**TASK GOAL**
Pick out each line of the records in which the word "figures" appears.

**RECORDED DATA**
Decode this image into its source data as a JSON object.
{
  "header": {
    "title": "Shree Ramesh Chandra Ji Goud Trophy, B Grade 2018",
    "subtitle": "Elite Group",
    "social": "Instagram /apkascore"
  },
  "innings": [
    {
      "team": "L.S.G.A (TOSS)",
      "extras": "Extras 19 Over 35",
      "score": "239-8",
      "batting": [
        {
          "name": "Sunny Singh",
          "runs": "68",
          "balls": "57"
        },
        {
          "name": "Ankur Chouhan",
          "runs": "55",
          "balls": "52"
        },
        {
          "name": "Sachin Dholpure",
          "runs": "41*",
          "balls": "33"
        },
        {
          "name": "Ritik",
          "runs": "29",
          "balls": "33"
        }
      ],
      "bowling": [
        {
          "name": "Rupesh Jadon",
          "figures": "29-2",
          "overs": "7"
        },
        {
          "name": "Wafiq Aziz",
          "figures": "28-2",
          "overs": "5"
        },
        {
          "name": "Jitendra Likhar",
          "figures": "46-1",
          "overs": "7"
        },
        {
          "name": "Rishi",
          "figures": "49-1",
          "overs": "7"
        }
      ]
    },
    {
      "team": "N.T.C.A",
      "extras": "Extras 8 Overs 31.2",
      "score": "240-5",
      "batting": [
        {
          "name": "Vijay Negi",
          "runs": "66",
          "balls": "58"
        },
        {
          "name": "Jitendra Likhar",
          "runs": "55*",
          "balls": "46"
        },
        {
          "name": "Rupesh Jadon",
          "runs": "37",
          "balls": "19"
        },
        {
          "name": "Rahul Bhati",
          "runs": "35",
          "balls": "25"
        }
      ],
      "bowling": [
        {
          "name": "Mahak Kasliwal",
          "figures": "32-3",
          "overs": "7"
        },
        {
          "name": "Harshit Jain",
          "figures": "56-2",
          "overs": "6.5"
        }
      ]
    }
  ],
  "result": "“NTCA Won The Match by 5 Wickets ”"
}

**SOLUTION TO THIS TASK**
          "figures": "29-2",
          "figures": "28-2",
          "figures": "46-1",
          "figures": "49-1",
          "figures": "32-3",
          "figures": "56-2",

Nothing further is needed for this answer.